* _Task objective_
Pick out each line containing the string "type" and copy it.

* _The input_
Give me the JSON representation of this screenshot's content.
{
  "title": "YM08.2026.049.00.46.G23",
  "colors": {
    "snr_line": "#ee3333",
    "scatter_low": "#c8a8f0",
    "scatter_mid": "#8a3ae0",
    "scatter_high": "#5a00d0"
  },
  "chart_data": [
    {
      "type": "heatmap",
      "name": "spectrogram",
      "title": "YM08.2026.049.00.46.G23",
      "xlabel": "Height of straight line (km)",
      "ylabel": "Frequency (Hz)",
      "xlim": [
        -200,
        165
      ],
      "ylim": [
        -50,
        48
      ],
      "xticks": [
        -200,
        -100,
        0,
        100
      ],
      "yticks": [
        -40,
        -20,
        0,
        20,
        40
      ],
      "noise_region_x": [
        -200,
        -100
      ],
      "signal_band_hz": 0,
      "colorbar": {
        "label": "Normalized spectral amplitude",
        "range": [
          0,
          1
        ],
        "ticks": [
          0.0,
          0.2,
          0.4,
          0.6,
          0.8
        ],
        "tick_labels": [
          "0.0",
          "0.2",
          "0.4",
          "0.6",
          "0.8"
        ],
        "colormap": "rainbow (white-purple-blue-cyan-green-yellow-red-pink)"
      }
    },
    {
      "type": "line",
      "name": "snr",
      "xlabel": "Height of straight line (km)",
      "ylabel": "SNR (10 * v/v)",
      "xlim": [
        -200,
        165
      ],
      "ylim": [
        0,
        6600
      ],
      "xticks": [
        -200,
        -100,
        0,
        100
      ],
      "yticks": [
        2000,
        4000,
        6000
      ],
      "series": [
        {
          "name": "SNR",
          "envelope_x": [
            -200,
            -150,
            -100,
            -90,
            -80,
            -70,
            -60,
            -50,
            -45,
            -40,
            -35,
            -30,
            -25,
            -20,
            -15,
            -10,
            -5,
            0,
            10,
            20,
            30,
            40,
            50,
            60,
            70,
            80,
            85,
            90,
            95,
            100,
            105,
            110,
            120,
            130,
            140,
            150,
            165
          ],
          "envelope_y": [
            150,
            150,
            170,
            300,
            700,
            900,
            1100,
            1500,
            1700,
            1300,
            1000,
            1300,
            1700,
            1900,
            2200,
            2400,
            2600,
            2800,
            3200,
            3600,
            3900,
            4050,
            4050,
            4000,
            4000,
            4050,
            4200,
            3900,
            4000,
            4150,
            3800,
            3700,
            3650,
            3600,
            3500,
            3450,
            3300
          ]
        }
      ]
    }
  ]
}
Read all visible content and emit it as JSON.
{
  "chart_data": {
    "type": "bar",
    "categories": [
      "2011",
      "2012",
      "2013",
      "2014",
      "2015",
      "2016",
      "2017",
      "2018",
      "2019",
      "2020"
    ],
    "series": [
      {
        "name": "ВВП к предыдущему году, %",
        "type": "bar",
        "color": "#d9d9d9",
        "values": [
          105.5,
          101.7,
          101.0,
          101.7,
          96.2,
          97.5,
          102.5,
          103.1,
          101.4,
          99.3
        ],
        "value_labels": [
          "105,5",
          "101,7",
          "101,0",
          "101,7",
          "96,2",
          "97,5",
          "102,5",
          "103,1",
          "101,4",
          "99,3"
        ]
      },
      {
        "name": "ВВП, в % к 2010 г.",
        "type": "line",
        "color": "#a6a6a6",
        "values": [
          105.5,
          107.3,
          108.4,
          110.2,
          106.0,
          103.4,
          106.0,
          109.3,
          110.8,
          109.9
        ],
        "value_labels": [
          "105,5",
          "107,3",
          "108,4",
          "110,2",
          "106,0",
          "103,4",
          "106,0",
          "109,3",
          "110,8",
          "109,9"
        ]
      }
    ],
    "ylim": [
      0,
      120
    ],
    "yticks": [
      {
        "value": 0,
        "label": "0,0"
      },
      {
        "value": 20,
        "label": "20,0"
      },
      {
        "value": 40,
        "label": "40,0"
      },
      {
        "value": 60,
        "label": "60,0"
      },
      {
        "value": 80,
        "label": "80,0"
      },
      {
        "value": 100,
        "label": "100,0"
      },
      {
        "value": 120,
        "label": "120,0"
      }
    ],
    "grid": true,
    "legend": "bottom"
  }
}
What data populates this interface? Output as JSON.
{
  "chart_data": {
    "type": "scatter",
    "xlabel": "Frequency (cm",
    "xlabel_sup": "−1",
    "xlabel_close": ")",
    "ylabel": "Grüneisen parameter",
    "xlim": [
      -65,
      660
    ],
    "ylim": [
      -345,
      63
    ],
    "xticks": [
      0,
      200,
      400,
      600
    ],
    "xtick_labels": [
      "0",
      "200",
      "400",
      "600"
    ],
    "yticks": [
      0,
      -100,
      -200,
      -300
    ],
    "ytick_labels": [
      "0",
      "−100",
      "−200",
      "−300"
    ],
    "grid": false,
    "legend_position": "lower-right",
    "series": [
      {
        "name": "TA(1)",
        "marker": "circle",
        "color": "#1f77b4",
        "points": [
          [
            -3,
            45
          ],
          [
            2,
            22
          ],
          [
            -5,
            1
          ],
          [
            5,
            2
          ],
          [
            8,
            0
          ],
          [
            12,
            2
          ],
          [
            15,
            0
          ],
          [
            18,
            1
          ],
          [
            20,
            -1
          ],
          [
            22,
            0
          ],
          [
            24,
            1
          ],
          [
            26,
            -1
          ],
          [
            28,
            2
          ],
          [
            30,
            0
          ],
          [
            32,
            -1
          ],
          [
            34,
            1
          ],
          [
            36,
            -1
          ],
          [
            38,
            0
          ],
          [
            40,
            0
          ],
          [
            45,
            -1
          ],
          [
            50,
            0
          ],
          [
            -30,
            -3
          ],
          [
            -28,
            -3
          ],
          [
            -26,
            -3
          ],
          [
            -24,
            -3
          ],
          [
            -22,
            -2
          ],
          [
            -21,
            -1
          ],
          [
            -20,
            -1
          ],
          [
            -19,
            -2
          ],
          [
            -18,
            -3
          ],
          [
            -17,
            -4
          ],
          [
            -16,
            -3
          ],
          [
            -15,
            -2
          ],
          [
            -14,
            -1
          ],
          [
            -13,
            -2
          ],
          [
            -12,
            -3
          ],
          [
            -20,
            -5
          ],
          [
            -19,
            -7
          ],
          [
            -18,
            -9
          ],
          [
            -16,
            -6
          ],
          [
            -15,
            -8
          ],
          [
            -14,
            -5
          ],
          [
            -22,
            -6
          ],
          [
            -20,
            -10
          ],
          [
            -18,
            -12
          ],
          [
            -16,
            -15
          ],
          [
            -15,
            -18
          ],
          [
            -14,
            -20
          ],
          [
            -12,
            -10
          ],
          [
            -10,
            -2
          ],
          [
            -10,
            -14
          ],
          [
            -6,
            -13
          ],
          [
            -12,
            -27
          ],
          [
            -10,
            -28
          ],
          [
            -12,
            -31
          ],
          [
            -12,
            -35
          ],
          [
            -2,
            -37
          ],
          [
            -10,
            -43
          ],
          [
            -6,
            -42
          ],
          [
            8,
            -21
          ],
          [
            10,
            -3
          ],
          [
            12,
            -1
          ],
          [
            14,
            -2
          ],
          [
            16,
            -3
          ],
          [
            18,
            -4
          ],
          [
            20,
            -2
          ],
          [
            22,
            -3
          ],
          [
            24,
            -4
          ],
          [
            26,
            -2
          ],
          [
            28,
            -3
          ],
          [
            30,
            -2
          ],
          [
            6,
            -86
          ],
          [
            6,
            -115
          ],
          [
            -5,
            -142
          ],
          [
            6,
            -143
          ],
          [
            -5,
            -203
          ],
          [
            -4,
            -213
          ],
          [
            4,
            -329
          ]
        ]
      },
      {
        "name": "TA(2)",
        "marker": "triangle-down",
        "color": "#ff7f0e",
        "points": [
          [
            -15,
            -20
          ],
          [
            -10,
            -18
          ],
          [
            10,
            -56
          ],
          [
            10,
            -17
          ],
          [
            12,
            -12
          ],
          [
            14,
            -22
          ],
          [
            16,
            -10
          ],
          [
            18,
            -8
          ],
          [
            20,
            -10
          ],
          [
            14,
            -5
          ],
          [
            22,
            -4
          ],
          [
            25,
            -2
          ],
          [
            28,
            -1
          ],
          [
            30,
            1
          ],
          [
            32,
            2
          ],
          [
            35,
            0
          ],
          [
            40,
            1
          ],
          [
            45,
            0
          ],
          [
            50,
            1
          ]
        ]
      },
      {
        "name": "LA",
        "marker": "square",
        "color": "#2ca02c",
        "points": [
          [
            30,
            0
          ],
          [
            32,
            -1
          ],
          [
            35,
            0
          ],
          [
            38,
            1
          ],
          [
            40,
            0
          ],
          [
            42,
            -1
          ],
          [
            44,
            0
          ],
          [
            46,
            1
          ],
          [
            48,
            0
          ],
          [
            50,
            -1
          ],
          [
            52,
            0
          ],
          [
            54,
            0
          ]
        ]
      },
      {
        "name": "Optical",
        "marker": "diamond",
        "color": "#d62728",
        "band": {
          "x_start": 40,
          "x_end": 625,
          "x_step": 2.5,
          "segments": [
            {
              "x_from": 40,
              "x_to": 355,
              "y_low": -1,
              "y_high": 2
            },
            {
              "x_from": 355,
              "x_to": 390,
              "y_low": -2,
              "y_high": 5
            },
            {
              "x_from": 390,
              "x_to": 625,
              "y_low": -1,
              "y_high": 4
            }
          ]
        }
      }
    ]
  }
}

* _Exercise answer_
      "type": "heatmap",
      "type": "line",
    "type": "bar",
        "type": "bar",
        "type": "line",
    "type": "scatter",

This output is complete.